--- start of Information shown ---

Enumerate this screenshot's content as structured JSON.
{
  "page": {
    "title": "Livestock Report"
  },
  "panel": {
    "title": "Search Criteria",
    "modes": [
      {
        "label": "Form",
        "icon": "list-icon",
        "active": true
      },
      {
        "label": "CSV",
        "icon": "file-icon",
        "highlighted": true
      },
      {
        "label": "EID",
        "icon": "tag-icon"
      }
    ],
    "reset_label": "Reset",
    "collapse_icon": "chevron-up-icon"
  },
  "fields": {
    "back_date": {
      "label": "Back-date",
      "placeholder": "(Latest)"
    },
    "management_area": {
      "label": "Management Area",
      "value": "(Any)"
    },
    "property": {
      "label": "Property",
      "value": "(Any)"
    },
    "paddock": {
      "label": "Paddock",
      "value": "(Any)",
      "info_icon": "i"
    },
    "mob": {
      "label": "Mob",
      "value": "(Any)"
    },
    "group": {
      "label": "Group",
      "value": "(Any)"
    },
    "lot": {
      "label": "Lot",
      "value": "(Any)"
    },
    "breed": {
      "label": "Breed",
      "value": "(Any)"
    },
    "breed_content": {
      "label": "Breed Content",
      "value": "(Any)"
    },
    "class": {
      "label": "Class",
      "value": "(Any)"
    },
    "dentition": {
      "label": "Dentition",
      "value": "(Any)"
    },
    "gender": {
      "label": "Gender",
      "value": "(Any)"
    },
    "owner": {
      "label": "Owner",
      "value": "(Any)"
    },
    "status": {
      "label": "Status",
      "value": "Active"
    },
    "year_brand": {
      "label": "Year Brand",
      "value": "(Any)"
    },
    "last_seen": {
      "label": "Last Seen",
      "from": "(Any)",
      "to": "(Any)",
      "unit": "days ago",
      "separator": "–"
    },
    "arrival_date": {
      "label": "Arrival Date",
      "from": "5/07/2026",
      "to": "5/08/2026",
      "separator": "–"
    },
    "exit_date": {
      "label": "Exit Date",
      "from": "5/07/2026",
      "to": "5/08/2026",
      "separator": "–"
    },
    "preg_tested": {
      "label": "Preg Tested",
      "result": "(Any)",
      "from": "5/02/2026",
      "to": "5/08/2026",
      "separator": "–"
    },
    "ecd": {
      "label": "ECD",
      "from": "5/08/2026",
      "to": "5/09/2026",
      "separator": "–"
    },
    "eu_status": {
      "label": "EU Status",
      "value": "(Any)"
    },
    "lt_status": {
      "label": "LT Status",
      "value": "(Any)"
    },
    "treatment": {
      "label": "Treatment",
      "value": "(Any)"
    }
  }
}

--- end of Information shown ---
--- start of Information shown ---

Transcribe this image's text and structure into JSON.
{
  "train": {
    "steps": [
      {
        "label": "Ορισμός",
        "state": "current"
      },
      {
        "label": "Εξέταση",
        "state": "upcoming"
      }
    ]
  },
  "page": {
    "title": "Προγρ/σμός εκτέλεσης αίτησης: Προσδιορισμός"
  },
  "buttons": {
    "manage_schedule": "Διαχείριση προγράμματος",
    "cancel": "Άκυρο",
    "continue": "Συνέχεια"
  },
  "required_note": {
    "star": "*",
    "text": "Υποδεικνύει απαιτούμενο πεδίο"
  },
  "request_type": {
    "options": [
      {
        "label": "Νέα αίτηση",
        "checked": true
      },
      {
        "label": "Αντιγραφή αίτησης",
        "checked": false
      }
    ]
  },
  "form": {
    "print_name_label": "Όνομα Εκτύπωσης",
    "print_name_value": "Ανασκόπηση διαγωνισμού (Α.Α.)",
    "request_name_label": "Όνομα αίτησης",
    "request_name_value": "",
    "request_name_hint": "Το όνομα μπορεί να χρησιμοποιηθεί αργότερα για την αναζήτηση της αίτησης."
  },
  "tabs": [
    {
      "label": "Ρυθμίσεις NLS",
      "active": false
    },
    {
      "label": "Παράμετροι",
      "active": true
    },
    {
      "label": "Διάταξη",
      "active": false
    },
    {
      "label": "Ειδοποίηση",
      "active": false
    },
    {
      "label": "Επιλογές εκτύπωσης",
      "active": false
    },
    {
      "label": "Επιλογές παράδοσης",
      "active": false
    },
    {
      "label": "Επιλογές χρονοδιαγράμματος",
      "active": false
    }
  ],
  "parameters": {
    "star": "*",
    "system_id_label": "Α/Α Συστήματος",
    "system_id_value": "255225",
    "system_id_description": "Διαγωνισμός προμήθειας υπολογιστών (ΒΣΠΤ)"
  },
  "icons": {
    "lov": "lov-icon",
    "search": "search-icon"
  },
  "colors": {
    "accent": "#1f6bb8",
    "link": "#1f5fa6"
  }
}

--- end of Information shown ---

== Exercise description ==
Looking at the listing above, count the lines that contain "this" and give nothing but the number.

== Exercise solution ==
2